──────── Records supplied ────────
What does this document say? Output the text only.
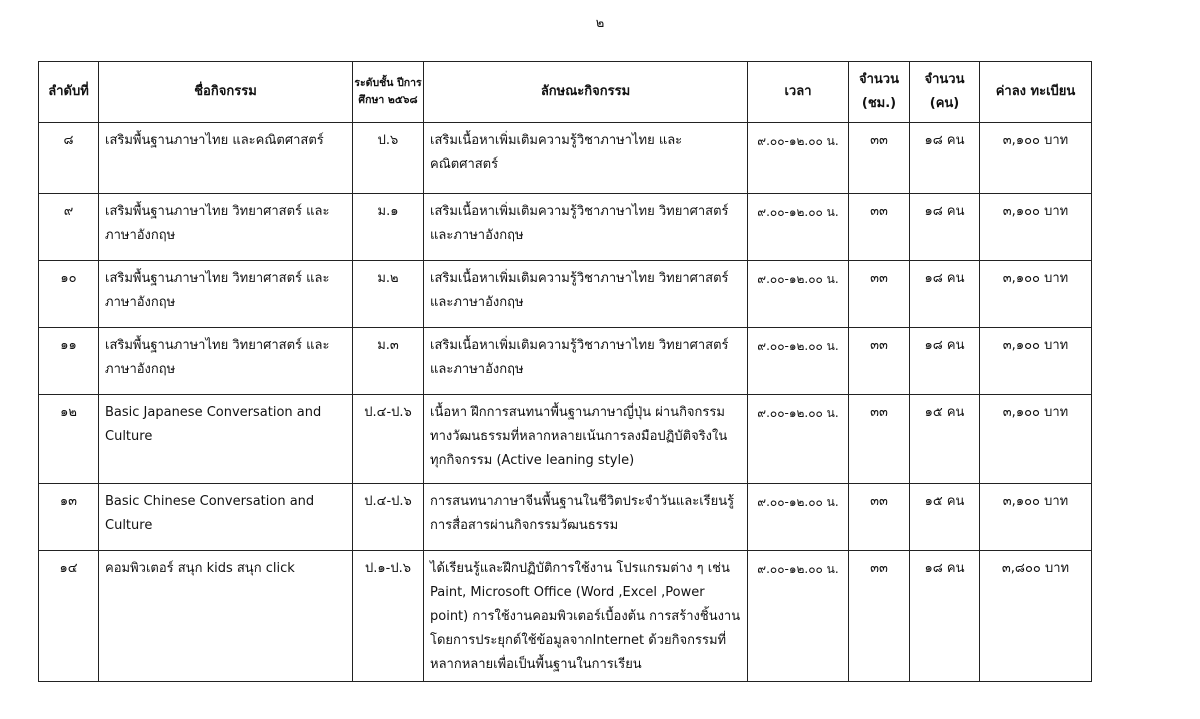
๒
ลำดับที่	ชื่อกิจกรรม	ระดับชั้น ปีการศึกษา ๒๕๖๘	ลักษณะกิจกรรม	เวลา	จำนวน (ชม.)	จำนวน (คน)	ค่าลง ทะเบียน

๘	เสริมพื้นฐานภาษาไทย และคณิตศาสตร์	ป.๖	เสริมเนื้อหาเพิ่มเติมความรู้วิชาภาษาไทย และ คณิตศาสตร์	๙.๐๐-๑๒.๐๐ น.	๓๓	๑๘ คน	๓,๑๐๐ บาท

๙	เสริมพื้นฐานภาษาไทย วิทยาศาสตร์ และภาษาอังกฤษ	ม.๑	เสริมเนื้อหาเพิ่มเติมความรู้วิชาภาษาไทย วิทยาศาสตร์และภาษาอังกฤษ	๙.๐๐-๑๒.๐๐ น.	๓๓	๑๘ คน	๓,๑๐๐ บาท

๑๐	เสริมพื้นฐานภาษาไทย วิทยาศาสตร์ และภาษาอังกฤษ	ม.๒	เสริมเนื้อหาเพิ่มเติมความรู้วิชาภาษาไทย วิทยาศาสตร์และภาษาอังกฤษ	๙.๐๐-๑๒.๐๐ น.	๓๓	๑๘ คน	๓,๑๐๐ บาท

๑๑	เสริมพื้นฐานภาษาไทย วิทยาศาสตร์ และภาษาอังกฤษ	ม.๓	เสริมเนื้อหาเพิ่มเติมความรู้วิชาภาษาไทย วิทยาศาสตร์และภาษาอังกฤษ	๙.๐๐-๑๒.๐๐ น.	๓๓	๑๘ คน	๓,๑๐๐ บาท

๑๒	Basic Japanese Conversation and Culture	ป.๔-ป.๖	เนื้อหา ฝึกการสนทนาพื้นฐานภาษาญี่ปุ่น ผ่านกิจกรรมทางวัฒนธรรมที่หลากหลายเน้นการลงมือปฏิบัติจริงในทุกกิจกรรม (Active leaning style)	๙.๐๐-๑๒.๐๐ น.	๓๓	๑๕ คน	๓,๑๐๐ บาท

๑๓	Basic Chinese Conversation and Culture	ป.๔-ป.๖	การสนทนาภาษาจีนพื้นฐานในชีวิตประจำวันและเรียนรู้การสื่อสารผ่านกิจกรรมวัฒนธรรม	๙.๐๐-๑๒.๐๐ น.	๓๓	๑๕ คน	๓,๑๐๐ บาท

๑๔	คอมพิวเตอร์ สนุก kids สนุก click	ป.๑-ป.๖	ได้เรียนรู้และฝึกปฏิบัติการใช้งาน โปรแกรมต่าง ๆ เช่น Paint, Microsoft Office (Word ,Excel ,Power point) การใช้งานคอมพิวเตอร์เบื้องต้น การสร้างชิ้นงานโดยการประยุกต์ใช้ข้อมูลจากInternet ด้วยกิจกรรมที่หลากหลายเพื่อเป็นพื้นฐานในการเรียน	๙.๐๐-๑๒.๐๐ น.	๓๓	๑๘ คน	๓,๘๐๐ บาท
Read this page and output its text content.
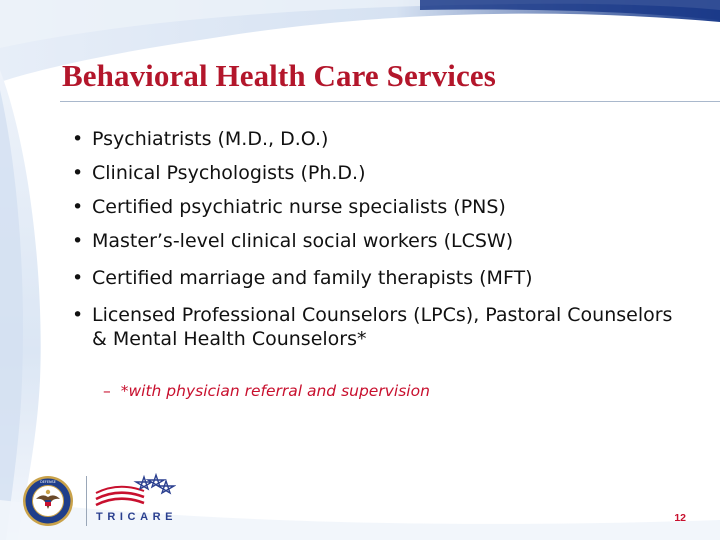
Behavioral Health Care Services
• Psychiatrists (M.D., D.O.)
• Clinical Psychologists (Ph.D.)
• Certified psychiatric nurse specialists (PNS)
• Master’s-level clinical social workers (LCSW)
• Certified marriage and family therapists (MFT)
• Licensed Professional Counselors (LPCs), Pastoral Counselors & Mental Health Counselors*
– *with physician referral and supervision
DEFENSE
TRICARE	12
────────
What is needed | Leave out the pictures, and give all the records again exactly.

Solved exercise |
What does this document say? Output the text only.
๒
ลำดับที่	ชื่อกิจกรรม	ระดับชั้น ปีการศึกษา ๒๕๖๘	ลักษณะกิจกรรม	เวลา	จำนวน (ชม.)	จำนวน (คน)	ค่าลง ทะเบียน

๘	เสริมพื้นฐานภาษาไทย และคณิตศาสตร์	ป.๖	เสริมเนื้อหาเพิ่มเติมความรู้วิชาภาษาไทย และ คณิตศาสตร์	๙.๐๐-๑๒.๐๐ น.	๓๓	๑๘ คน	๓,๑๐๐ บาท

๙	เสริมพื้นฐานภาษาไทย วิทยาศาสตร์ และภาษาอังกฤษ	ม.๑	เสริมเนื้อหาเพิ่มเติมความรู้วิชาภาษาไทย วิทยาศาสตร์และภาษาอังกฤษ	๙.๐๐-๑๒.๐๐ น.	๓๓	๑๘ คน	๓,๑๐๐ บาท

๑๐	เสริมพื้นฐานภาษาไทย วิทยาศาสตร์ และภาษาอังกฤษ	ม.๒	เสริมเนื้อหาเพิ่มเติมความรู้วิชาภาษาไทย วิทยาศาสตร์และภาษาอังกฤษ	๙.๐๐-๑๒.๐๐ น.	๓๓	๑๘ คน	๓,๑๐๐ บาท

๑๑	เสริมพื้นฐานภาษาไทย วิทยาศาสตร์ และภาษาอังกฤษ	ม.๓	เสริมเนื้อหาเพิ่มเติมความรู้วิชาภาษาไทย วิทยาศาสตร์และภาษาอังกฤษ	๙.๐๐-๑๒.๐๐ น.	๓๓	๑๘ คน	๓,๑๐๐ บาท

๑๒	Basic Japanese Conversation and Culture	ป.๔-ป.๖	เนื้อหา ฝึกการสนทนาพื้นฐานภาษาญี่ปุ่น ผ่านกิจกรรมทางวัฒนธรรมที่หลากหลายเน้นการลงมือปฏิบัติจริงในทุกกิจกรรม (Active leaning style)	๙.๐๐-๑๒.๐๐ น.	๓๓	๑๕ คน	๓,๑๐๐ บาท

๑๓	Basic Chinese Conversation and Culture	ป.๔-ป.๖	การสนทนาภาษาจีนพื้นฐานในชีวิตประจำวันและเรียนรู้การสื่อสารผ่านกิจกรรมวัฒนธรรม	๙.๐๐-๑๒.๐๐ น.	๓๓	๑๕ คน	๓,๑๐๐ บาท

๑๔	คอมพิวเตอร์ สนุก kids สนุก click	ป.๑-ป.๖	ได้เรียนรู้และฝึกปฏิบัติการใช้งาน โปรแกรมต่าง ๆ เช่น Paint, Microsoft Office (Word ,Excel ,Power point) การใช้งานคอมพิวเตอร์เบื้องต้น การสร้างชิ้นงานโดยการประยุกต์ใช้ข้อมูลจากInternet ด้วยกิจกรรมที่หลากหลายเพื่อเป็นพื้นฐานในการเรียน	๙.๐๐-๑๒.๐๐ น.	๓๓	๑๘ คน	๓,๘๐๐ บาท
Read this page and output its text content.
Behavioral Health Care Services
• Psychiatrists (M.D., D.O.)
• Clinical Psychologists (Ph.D.)
• Certified psychiatric nurse specialists (PNS)
• Master’s-level clinical social workers (LCSW)
• Certified marriage and family therapists (MFT)
• Licensed Professional Counselors (LPCs), Pastoral Counselors & Mental Health Counselors*
– *with physician referral and supervision
DEFENSE
TRICARE	12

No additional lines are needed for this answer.